### Source data
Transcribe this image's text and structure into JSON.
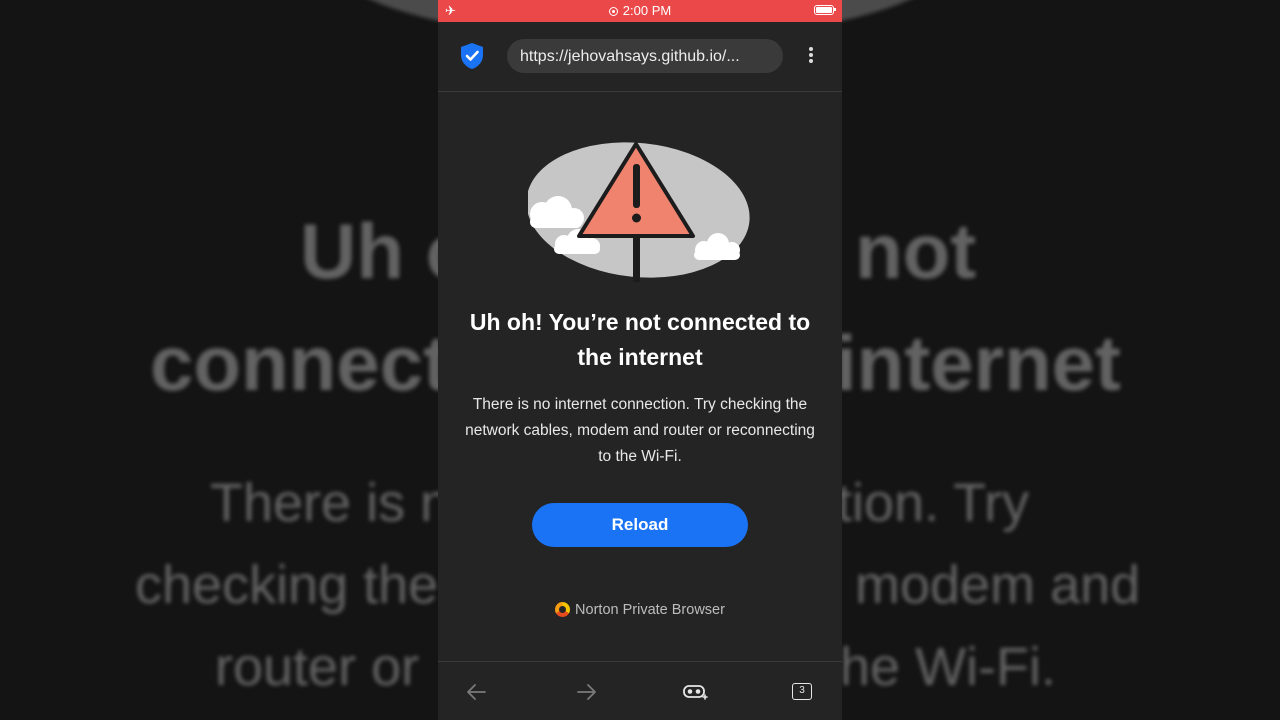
{
  "status_bar": {
    "time": "2:00 PM",
    "airplane_icon": "airplane-icon",
    "battery_icon": "battery-icon"
  },
  "toolbar": {
    "url": "https://jehovahsays.github.io/...",
    "shield_icon": "norton-shield-check-icon",
    "menu_icon": "more-vertical-icon"
  },
  "error": {
    "title": "Uh oh! You’re not connected to the internet",
    "description": "There is no internet connection. Try checking the network cables, modem and router or reconnecting to the Wi-Fi.",
    "reload_label": "Reload",
    "illustration": "warning-sign-icon"
  },
  "branding": {
    "label": "Norton Private Browser"
  },
  "bottom_bar": {
    "tab_count": "3",
    "icons": [
      "back-arrow-icon",
      "forward-arrow-icon",
      "private-mask-icon",
      "tabs-icon"
    ]
  },
  "background_copy": {
    "title_line1_left": "Uh o",
    "title_line1_right": "not",
    "title_line2_left": "connect",
    "title_line2_right": "internet",
    "body_line1_left": "There is n",
    "body_line1_right": "ection. Try",
    "body_line2_left": "checking the",
    "body_line2_right": "modem and",
    "body_line3_left": "router or",
    "body_line3_right": "he Wi-Fi."
  },
  "colors": {
    "status_bar": "#ea4849",
    "accent": "#1a73f5",
    "page_bg": "#242424",
    "warning": "#f0836d"
  }
}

### PROBLEM REQUIREMENTS
Report every line in the data above in which the word "modem" appears.

### ANSWER TO THIS TASK
    "description": "There is no internet connection. Try checking the network cables, modem and router or reconnecting to the Wi-Fi.",
    "body_line2_right": "modem and",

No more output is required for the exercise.